◆ Problem description
Output every entry exactly as written, skipping any pictures.

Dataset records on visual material
--- begin ---

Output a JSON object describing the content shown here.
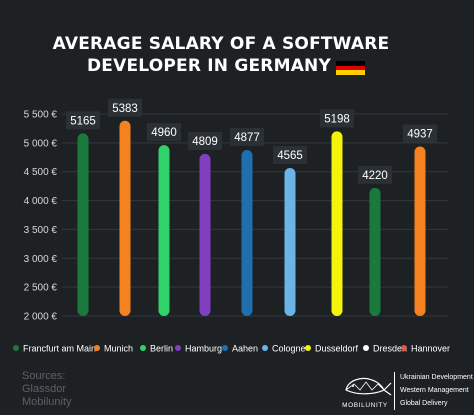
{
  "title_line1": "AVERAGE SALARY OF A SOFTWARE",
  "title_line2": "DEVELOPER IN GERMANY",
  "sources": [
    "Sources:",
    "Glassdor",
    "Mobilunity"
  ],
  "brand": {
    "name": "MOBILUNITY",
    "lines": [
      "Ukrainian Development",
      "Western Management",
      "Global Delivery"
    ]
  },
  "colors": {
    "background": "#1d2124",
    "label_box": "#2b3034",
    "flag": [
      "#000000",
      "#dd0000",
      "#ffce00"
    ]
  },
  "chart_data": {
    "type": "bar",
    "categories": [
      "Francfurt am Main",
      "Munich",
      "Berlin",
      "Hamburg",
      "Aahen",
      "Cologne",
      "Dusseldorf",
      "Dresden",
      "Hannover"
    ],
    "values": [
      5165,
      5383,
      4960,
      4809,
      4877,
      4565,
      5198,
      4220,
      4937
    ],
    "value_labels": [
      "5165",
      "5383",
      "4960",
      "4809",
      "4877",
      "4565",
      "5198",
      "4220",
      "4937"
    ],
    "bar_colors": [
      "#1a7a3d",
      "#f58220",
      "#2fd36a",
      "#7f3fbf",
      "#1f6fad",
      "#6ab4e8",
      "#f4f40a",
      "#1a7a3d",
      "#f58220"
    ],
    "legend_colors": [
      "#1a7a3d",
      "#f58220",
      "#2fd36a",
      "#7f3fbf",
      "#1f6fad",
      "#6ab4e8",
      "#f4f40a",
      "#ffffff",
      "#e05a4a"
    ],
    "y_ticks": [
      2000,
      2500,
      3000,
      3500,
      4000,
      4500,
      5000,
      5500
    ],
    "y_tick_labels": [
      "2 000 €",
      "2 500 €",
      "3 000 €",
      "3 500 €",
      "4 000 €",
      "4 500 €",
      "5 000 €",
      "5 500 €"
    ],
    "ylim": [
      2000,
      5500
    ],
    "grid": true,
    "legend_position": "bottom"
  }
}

--- end ---

◆ Output for this task
Output a JSON object describing the content shown here.
{
  "title_line1": "AVERAGE SALARY OF A SOFTWARE",
  "title_line2": "DEVELOPER IN GERMANY",
  "sources": [
    "Sources:",
    "Glassdor",
    "Mobilunity"
  ],
  "brand": {
    "name": "MOBILUNITY",
    "lines": [
      "Ukrainian Development",
      "Western Management",
      "Global Delivery"
    ]
  },
  "colors": {
    "background": "#1d2124",
    "label_box": "#2b3034",
    "flag": [
      "#000000",
      "#dd0000",
      "#ffce00"
    ]
  },
  "chart_data": {
    "type": "bar",
    "categories": [
      "Francfurt am Main",
      "Munich",
      "Berlin",
      "Hamburg",
      "Aahen",
      "Cologne",
      "Dusseldorf",
      "Dresden",
      "Hannover"
    ],
    "values": [
      5165,
      5383,
      4960,
      4809,
      4877,
      4565,
      5198,
      4220,
      4937
    ],
    "value_labels": [
      "5165",
      "5383",
      "4960",
      "4809",
      "4877",
      "4565",
      "5198",
      "4220",
      "4937"
    ],
    "bar_colors": [
      "#1a7a3d",
      "#f58220",
      "#2fd36a",
      "#7f3fbf",
      "#1f6fad",
      "#6ab4e8",
      "#f4f40a",
      "#1a7a3d",
      "#f58220"
    ],
    "legend_colors": [
      "#1a7a3d",
      "#f58220",
      "#2fd36a",
      "#7f3fbf",
      "#1f6fad",
      "#6ab4e8",
      "#f4f40a",
      "#ffffff",
      "#e05a4a"
    ],
    "y_ticks": [
      2000,
      2500,
      3000,
      3500,
      4000,
      4500,
      5000,
      5500
    ],
    "y_tick_labels": [
      "2 000 €",
      "2 500 €",
      "3 000 €",
      "3 500 €",
      "4 000 €",
      "4 500 €",
      "5 000 €",
      "5 500 €"
    ],
    "ylim": [
      2000,
      5500
    ],
    "grid": true,
    "legend_position": "bottom"
  }
}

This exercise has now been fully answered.